* _Tareas_
1. Copia del texto sobre Fer Martínez el fragmento que va desde "De esta manera" hasta "quienes lo poblamos.".
2. Según el texto sobre Fer Martínez, ¿cómo se llama su proyecto más reciente?
3. ¿A qué lugares de la capital de España podrían pertenecer las particularidades que describe el texto sobre Fer Martínez? Enuméralos todos.

* _Texto de lectura_
──────────

De esta manera las particularidades de unas carreteras dañadas, la corteza de un árbol, los agujeros en el asfalto o los rasguños en el hormigón, podrían pertenecer a un barrio, un parque, un jardín de la capital de España, así como a cualquier otro rincón de este mundo. Pero lo más significativo de esta serie es que la mayoría de estos dípticos nos deletrean entre sollozos la palabra “m i e d o”, demostrándonos que nuestro entorno es mortal, al igual que lo somos quienes lo poblamos.

Fer Martínez esboza el espectro de una contemporaneidad en (de)construcción, a través de la serie “Ciudad Fantasma, su proyecto más reciente, que se sitúa en el umbral entre reminiscencia y predicción, como verse reflejados en un espejo hecho pedazos y recompuesto, sin querer entender cuántas partes de nosotros caben en cada fragmento y cuántas se han esfumado en polvo de cristal caído.

A veces nos parece reconocer a alguien, entre la muchedumbre que nos empuja por las venas de una ciudad en fiesta. Puede que sea realmente un rostro conocido, pero también hay caras que son máscaras de nuestra memoria: deslices de unas estaciones pasadas cuyos frutos recogemos tan tarde que su sabor ya difiere del que conocemos. Así mismo hay ciudades que respiran otros lugares, urbes que se alzan sobre la esencia de nuestros recuerdos: espejismos de lo que transcurrió en una época que ya no nos corresponde, pero que nos pertenece. Demasiado calientes para apagarse y demasiado cristalinos para poderlos ensuciar con una voluntad tibia, flébil y aún sin forma propia.

Las fotografías de Fer Martínez son el íncipit de un diálogo que nos debemos a nosotros mismos. Con las manos heladas y los pies cubiertos de nieve salimos del calor del hogar que nos vio nacer para acercarnos a un destino que no acabamos de entender, salvo por el hecho, más o menos cierto, de que por ahí tenemos que pasar. Aunque pueda parecer inútil la repetición de un patrón que nos han ido contando, aunque como dijo Franz Kafka “Como un camino en otoño: tan pronto como se barre, vuelve a cubrirse de hojas secashabrá que pisar esas hojas, buscar el suelo y atravesar ese sendero para ver, al menos, si nos lleva cerca de donde auspiciábamos llegar. Sería mejor no hacer comparaciones, aunque será inevitable hacerlas. ¿Será mejor quedarse con la duda y dejar que los demás aparten las hojas secas? Es un desafío a la raíz de la incertidumbre, pero Fer Martínez es de aquellos que prefieren dar un paso adelante, más que reírse de los que se atrevieron en darlo.

──────────

* _Datos_
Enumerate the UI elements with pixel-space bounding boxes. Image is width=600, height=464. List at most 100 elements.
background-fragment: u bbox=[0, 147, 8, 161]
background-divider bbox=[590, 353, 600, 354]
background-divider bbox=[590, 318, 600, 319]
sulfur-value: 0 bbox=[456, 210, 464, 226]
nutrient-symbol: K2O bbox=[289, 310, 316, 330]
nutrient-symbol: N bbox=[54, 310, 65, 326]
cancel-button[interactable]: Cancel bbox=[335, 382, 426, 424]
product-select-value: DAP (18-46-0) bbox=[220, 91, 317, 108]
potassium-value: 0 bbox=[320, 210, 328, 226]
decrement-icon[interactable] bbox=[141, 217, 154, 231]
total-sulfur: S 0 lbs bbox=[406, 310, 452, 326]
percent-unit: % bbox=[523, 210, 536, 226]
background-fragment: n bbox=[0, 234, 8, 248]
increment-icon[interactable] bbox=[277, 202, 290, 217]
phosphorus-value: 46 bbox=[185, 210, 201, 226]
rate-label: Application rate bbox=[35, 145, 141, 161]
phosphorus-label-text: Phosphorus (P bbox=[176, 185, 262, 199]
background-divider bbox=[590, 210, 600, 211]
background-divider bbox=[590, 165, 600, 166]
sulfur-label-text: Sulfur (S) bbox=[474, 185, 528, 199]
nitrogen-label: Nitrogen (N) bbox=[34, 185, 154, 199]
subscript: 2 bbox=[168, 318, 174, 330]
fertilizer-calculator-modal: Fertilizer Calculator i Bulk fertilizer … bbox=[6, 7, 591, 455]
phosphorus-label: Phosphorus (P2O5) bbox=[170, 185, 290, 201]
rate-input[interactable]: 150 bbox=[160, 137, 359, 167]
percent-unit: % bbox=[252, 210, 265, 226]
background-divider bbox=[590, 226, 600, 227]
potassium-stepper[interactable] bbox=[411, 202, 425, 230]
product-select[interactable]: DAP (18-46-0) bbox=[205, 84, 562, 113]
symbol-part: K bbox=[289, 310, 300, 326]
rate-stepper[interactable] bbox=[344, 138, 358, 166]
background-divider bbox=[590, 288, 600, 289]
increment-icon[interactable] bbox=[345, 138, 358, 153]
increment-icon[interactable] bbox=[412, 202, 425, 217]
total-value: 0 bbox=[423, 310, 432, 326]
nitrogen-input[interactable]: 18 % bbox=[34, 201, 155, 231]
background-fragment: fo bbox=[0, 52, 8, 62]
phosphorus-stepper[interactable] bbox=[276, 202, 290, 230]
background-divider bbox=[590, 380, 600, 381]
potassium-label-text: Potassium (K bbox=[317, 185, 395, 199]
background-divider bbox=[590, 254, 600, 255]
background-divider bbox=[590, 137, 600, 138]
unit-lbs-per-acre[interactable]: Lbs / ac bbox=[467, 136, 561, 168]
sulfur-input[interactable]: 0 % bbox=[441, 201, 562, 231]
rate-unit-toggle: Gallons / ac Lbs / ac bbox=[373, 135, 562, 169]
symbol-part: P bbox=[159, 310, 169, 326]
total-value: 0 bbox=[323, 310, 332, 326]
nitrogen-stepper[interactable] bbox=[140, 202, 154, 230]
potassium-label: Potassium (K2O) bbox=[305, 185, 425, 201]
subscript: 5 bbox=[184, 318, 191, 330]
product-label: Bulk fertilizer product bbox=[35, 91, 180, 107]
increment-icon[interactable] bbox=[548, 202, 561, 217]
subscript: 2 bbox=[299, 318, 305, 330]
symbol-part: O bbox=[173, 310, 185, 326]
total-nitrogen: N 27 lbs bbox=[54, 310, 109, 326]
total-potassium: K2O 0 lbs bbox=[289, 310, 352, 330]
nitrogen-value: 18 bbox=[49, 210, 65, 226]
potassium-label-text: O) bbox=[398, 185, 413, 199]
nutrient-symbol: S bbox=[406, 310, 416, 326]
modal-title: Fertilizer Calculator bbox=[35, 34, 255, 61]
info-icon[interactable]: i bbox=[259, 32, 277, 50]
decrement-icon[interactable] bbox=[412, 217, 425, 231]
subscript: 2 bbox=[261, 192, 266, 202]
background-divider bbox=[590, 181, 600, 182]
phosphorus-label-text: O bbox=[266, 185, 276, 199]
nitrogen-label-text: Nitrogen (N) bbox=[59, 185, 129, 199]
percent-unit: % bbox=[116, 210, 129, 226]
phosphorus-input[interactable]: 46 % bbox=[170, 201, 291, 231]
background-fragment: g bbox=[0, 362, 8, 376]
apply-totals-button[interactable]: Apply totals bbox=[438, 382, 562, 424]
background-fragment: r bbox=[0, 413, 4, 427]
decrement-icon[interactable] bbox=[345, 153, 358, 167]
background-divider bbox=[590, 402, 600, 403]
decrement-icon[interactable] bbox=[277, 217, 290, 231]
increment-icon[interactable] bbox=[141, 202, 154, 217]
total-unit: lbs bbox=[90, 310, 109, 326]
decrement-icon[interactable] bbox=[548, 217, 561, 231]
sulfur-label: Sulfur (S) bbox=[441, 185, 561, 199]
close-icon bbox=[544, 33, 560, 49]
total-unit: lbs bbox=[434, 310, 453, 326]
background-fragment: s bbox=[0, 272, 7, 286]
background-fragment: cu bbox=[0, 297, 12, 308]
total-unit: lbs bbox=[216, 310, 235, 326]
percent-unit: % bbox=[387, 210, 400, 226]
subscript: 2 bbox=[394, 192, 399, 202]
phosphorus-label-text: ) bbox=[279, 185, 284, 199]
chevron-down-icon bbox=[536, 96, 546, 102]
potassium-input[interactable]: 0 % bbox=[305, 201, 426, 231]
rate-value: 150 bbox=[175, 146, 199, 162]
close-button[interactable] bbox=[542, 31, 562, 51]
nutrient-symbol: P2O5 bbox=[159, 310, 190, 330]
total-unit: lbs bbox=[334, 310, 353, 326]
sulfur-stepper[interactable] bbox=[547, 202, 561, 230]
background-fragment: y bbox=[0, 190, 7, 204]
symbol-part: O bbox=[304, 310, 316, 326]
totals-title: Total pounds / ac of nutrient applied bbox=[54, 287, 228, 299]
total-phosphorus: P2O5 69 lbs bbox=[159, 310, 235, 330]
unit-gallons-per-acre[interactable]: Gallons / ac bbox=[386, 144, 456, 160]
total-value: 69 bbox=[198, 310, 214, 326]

──────────

* _Respuestas_
1.
De esta manera las particularidades de unas carreteras dañadas, la corteza de un árbol, los agujeros en el asfalto o los rasguños en el hormigón, podrían pertenecer a un barrio, un parque, un jardín de la capital de España, así como a cualquier otro rincón de este mundo. Pero lo más significativo de esta serie es que la mayoría de estos dípticos nos deletrean entre sollozos la palabra “m i e d o”, demostrándonos que nuestro entorno es mortal, al igual que lo somos quienes lo poblamos.

2. Ciudad Fantasma

3. Un barrio, un parque y un jardín.